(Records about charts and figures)
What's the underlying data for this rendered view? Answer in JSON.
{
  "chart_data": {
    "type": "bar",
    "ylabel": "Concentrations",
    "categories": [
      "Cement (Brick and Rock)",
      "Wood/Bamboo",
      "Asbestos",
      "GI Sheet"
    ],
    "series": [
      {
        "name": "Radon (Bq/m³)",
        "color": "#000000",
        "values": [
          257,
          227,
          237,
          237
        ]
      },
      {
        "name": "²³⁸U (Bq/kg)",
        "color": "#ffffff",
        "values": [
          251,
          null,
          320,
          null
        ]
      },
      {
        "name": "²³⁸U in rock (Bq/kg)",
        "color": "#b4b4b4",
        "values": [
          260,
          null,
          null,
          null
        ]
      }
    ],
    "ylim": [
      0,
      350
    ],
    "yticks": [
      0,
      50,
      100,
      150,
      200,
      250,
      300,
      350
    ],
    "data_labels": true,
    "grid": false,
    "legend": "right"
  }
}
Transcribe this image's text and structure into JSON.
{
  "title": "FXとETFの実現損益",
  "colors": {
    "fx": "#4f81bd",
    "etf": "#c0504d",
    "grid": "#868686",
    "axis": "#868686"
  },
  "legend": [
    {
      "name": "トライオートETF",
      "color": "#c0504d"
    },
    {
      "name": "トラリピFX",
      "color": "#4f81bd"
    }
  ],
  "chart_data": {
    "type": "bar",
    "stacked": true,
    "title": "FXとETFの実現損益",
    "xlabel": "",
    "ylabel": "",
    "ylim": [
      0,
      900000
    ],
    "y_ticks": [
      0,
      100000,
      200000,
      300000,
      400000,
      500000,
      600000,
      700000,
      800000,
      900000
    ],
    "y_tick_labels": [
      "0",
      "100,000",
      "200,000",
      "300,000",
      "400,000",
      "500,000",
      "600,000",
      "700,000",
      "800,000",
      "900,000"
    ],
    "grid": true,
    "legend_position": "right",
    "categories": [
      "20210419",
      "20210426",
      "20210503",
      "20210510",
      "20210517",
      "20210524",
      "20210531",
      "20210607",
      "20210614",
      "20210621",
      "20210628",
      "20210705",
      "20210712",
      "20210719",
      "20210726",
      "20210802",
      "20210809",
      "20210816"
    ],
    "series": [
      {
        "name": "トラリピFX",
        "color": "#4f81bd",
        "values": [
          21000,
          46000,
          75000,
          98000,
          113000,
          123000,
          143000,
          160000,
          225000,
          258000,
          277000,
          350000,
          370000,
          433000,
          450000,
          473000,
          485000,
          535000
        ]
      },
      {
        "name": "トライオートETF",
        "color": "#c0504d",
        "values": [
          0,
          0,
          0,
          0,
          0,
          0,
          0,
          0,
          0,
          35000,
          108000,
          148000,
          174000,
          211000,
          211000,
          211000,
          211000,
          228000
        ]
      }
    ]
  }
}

PROBLEM DETAILS
Write out every entry verbatim.

RESULT
What's the underlying data for this rendered view? Answer in JSON.
{
  "chart_data": {
    "type": "bar",
    "ylabel": "Concentrations",
    "categories": [
      "Cement (Brick and Rock)",
      "Wood/Bamboo",
      "Asbestos",
      "GI Sheet"
    ],
    "series": [
      {
        "name": "Radon (Bq/m³)",
        "color": "#000000",
        "values": [
          257,
          227,
          237,
          237
        ]
      },
      {
        "name": "²³⁸U (Bq/kg)",
        "color": "#ffffff",
        "values": [
          251,
          null,
          320,
          null
        ]
      },
      {
        "name": "²³⁸U in rock (Bq/kg)",
        "color": "#b4b4b4",
        "values": [
          260,
          null,
          null,
          null
        ]
      }
    ],
    "ylim": [
      0,
      350
    ],
    "yticks": [
      0,
      50,
      100,
      150,
      200,
      250,
      300,
      350
    ],
    "data_labels": true,
    "grid": false,
    "legend": "right"
  }
}
Transcribe this image's text and structure into JSON.
{
  "title": "FXとETFの実現損益",
  "colors": {
    "fx": "#4f81bd",
    "etf": "#c0504d",
    "grid": "#868686",
    "axis": "#868686"
  },
  "legend": [
    {
      "name": "トライオートETF",
      "color": "#c0504d"
    },
    {
      "name": "トラリピFX",
      "color": "#4f81bd"
    }
  ],
  "chart_data": {
    "type": "bar",
    "stacked": true,
    "title": "FXとETFの実現損益",
    "xlabel": "",
    "ylabel": "",
    "ylim": [
      0,
      900000
    ],
    "y_ticks": [
      0,
      100000,
      200000,
      300000,
      400000,
      500000,
      600000,
      700000,
      800000,
      900000
    ],
    "y_tick_labels": [
      "0",
      "100,000",
      "200,000",
      "300,000",
      "400,000",
      "500,000",
      "600,000",
      "700,000",
      "800,000",
      "900,000"
    ],
    "grid": true,
    "legend_position": "right",
    "categories": [
      "20210419",
      "20210426",
      "20210503",
      "20210510",
      "20210517",
      "20210524",
      "20210531",
      "20210607",
      "20210614",
      "20210621",
      "20210628",
      "20210705",
      "20210712",
      "20210719",
      "20210726",
      "20210802",
      "20210809",
      "20210816"
    ],
    "series": [
      {
        "name": "トラリピFX",
        "color": "#4f81bd",
        "values": [
          21000,
          46000,
          75000,
          98000,
          113000,
          123000,
          143000,
          160000,
          225000,
          258000,
          277000,
          350000,
          370000,
          433000,
          450000,
          473000,
          485000,
          535000
        ]
      },
      {
        "name": "トライオートETF",
        "color": "#c0504d",
        "values": [
          0,
          0,
          0,
          0,
          0,
          0,
          0,
          0,
          0,
          35000,
          108000,
          148000,
          174000,
          211000,
          211000,
          211000,
          211000,
          228000
        ]
      }
    ]
  }
}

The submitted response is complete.